>> Start EXCERPTED TEXT

Astrid Hjertenæs Andersen (5 September 1915 – 21 April 1985) was a Norwegian poet and travel-writer. She is a recipient of the Norwegian Critics Prize for Literature (Kritikerprisen), Riksmål Society Literature Prize (Riksmålsprisen), Dobloug Prize (Doblougprisen), and the  Norwegian Academy Prize in memory of Thorleif Dahl (Det Norske Akademi for Språk og Litteratur).

Biography
Astrid Gerd Judith Hjertenæs was born in  Horten (now Borre) in Vestfold County, Norway.  Her father was a naval officer assigned to Karljohansvern.
She attended a secretary and journalist school for women (Hallings sekretær- og journalistskole for damer). She later worked as a typist and journalist for   Aftenposten, Norway's largest newspaper. In 1939, she married the painter Snorre Andersen (1914–1979), who later illustrated several of her poetry collections.
Her work contained nature poems written to her husband's watercolors.

>> End EXCERPTED TEXT
>> Start GIVEN DATA

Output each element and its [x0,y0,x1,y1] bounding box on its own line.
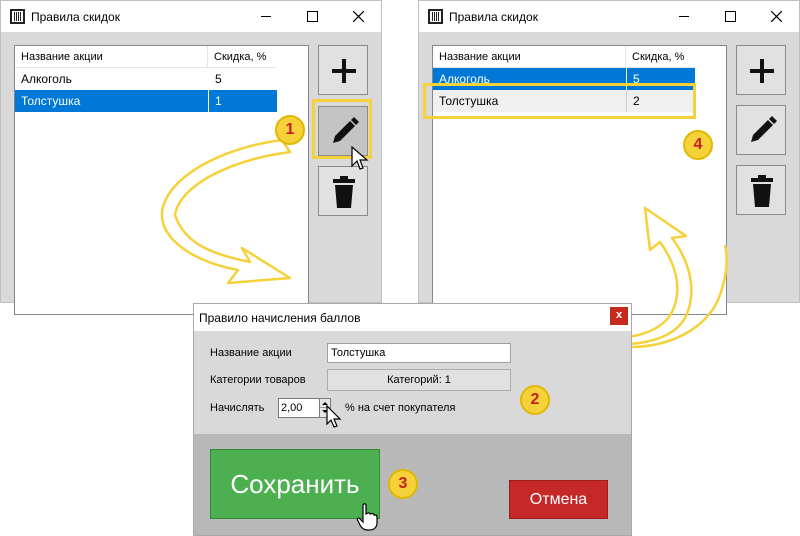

>> End GIVEN DATA

EXERCISE SET:
a) Transcribe the passage from the Astrid Hjertenæs Andersen text from "She attended a" up to and including "her husband's watercolors.".
b) List every prize that the Astrid Hjertenæs Andersen text says she received.

THE SOLUTIONS:
a)
She attended a secretary and journalist school for women (Hallings sekretær- og journalistskole for damer). She later worked as a typist and journalist for   Aftenposten, Norway's largest newspaper. In 1939, she married the painter Snorre Andersen (1914–1979), who later illustrated several of her poetry collections.
Her work contained nature poems written to her husband's watercolors.

b)
- Norwegian Critics Prize for Literature (Kritikerprisen)
- Riksmål Society Literature Prize (Riksmålsprisen)
- Dobloug Prize (Doblougprisen)
- Norwegian Academy Prize in memory of Thorleif Dahl (Det Norske Akademi for Språk og Litteratur)